_Supplied data_
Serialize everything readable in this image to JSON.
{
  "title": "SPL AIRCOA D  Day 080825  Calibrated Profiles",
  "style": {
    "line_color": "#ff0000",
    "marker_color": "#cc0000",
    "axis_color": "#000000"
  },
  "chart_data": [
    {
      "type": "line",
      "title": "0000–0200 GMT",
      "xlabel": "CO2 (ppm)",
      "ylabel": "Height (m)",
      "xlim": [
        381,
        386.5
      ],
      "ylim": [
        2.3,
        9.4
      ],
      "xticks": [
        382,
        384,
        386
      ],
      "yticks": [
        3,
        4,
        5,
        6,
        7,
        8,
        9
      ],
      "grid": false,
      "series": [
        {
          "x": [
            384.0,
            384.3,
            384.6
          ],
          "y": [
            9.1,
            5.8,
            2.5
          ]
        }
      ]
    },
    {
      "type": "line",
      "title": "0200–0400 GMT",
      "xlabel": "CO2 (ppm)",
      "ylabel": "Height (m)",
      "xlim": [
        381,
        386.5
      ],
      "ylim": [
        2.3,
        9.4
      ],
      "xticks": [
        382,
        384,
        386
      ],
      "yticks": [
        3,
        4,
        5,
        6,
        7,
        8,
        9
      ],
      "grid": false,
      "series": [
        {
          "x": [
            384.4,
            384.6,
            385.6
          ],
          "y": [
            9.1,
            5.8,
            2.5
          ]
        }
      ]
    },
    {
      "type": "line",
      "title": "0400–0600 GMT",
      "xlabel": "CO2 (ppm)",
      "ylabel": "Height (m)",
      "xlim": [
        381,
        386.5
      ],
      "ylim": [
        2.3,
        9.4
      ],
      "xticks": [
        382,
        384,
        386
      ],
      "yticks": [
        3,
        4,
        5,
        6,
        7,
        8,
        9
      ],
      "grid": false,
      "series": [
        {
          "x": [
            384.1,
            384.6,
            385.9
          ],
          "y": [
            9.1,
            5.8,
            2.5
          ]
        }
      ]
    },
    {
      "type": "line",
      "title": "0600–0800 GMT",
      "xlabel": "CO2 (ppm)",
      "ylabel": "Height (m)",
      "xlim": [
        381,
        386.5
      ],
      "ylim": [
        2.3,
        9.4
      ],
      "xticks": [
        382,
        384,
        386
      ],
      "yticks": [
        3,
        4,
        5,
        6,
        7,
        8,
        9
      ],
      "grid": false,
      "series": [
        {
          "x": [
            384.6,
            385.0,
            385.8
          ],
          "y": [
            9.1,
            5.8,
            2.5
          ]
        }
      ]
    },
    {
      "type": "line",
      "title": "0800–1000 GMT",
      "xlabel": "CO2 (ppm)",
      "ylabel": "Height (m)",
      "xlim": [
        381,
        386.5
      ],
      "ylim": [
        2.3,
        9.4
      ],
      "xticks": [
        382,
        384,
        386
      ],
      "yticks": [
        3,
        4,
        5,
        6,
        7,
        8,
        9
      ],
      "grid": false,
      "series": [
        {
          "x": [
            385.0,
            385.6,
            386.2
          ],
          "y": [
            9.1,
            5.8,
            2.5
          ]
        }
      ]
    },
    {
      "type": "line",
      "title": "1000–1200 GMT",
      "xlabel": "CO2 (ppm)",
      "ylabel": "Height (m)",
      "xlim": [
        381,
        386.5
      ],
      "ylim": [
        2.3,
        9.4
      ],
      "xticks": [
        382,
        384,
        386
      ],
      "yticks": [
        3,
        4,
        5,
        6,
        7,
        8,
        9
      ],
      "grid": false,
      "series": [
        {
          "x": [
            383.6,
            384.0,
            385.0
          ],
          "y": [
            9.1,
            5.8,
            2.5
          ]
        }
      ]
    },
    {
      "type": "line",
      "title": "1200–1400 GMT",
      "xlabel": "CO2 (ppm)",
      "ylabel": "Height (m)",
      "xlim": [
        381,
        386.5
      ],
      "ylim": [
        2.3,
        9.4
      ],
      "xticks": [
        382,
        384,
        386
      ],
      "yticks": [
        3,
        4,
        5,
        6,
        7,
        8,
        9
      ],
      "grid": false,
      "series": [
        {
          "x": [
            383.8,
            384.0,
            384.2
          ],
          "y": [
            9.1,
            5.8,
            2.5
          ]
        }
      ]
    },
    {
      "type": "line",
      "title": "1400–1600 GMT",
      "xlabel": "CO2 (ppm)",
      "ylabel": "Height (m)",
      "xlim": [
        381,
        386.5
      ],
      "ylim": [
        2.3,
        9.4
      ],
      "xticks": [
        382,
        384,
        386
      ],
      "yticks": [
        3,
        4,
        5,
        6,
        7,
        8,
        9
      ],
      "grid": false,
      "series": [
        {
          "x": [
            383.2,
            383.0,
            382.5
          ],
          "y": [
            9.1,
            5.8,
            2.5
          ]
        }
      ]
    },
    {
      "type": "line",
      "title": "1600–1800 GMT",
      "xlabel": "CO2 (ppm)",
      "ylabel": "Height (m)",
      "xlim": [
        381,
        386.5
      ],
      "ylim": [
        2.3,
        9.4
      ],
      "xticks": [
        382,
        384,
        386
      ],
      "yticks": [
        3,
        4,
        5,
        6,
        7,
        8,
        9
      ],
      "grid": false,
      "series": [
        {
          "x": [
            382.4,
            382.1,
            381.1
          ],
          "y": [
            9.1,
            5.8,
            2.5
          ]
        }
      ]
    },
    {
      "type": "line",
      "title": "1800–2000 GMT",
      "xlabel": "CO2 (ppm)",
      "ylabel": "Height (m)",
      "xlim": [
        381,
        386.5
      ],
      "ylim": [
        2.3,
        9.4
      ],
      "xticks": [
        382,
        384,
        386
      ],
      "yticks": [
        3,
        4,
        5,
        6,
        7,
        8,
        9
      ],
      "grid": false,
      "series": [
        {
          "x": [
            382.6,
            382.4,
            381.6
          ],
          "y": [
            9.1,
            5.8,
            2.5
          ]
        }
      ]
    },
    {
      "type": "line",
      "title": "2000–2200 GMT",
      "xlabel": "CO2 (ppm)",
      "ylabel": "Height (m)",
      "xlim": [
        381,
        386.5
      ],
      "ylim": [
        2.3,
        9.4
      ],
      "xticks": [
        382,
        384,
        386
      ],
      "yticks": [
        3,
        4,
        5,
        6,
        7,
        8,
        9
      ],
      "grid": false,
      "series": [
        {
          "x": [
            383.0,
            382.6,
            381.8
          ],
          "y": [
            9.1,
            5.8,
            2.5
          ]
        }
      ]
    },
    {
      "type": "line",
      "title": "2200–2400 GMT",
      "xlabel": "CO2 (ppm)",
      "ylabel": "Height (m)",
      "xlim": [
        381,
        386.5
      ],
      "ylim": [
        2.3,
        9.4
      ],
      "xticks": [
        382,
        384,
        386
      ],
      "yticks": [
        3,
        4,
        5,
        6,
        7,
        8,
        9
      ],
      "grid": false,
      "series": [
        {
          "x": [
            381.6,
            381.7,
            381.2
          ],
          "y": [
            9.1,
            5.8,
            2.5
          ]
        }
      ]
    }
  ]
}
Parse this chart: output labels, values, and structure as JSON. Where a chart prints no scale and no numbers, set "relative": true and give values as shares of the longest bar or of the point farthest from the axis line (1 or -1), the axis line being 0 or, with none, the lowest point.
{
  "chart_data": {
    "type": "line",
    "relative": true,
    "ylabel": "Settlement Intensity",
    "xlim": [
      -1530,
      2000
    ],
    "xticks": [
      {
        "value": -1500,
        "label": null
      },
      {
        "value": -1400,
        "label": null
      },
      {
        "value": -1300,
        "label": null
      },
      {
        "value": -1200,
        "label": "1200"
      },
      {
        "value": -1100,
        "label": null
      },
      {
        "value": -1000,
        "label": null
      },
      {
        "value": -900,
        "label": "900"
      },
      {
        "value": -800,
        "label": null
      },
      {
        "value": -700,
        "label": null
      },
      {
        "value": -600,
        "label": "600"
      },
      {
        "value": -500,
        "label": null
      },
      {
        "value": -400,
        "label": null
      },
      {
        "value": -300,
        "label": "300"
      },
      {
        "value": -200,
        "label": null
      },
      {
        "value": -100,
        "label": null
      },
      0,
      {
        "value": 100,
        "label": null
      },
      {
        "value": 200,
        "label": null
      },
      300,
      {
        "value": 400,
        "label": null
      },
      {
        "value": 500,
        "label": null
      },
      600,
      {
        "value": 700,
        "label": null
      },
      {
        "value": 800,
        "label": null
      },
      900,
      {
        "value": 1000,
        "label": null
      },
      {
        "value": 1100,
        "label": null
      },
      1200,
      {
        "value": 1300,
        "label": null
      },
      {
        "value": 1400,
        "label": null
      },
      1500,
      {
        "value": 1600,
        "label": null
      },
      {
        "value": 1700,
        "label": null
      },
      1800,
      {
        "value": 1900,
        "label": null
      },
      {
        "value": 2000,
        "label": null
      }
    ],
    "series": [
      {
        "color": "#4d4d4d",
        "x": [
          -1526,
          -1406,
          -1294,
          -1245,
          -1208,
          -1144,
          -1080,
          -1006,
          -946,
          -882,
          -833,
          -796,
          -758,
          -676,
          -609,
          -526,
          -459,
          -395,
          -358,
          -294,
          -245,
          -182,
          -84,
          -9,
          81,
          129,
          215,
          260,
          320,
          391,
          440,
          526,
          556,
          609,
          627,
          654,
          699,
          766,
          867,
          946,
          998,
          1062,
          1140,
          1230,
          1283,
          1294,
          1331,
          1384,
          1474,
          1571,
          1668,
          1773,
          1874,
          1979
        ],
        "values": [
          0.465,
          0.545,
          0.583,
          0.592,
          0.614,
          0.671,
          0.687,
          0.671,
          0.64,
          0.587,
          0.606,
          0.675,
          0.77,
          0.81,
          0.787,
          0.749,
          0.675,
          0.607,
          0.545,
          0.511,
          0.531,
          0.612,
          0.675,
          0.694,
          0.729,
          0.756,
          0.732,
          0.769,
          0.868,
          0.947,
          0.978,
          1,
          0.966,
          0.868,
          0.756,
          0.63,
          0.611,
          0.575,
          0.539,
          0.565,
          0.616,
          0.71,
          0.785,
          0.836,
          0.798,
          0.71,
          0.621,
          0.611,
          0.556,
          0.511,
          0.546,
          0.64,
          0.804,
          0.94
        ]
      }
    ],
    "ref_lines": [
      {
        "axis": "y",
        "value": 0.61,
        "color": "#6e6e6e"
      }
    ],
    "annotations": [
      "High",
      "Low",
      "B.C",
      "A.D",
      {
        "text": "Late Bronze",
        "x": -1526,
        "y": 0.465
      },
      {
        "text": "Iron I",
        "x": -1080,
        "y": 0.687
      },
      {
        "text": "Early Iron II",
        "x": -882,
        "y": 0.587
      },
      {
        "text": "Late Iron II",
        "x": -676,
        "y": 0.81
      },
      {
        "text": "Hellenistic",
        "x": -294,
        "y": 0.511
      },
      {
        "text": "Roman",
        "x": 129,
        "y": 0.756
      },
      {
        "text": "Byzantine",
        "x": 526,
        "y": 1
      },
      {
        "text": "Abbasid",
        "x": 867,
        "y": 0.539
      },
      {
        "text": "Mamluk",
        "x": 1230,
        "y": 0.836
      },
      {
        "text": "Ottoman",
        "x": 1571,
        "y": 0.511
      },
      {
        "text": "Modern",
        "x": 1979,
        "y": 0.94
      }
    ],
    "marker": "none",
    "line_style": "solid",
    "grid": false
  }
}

_What is needed_
Look through the listing above. Pick out each line with "relative" and copy it.

_Reply_
Parse this chart: output labels, values, and structure as JSON. Where a chart prints no scale and no numbers, set "relative": true and give values as shares of the longest bar or of the point farthest from the axis line (1 or -1), the axis line being 0 or, with none, the lowest point.
    "relative": true,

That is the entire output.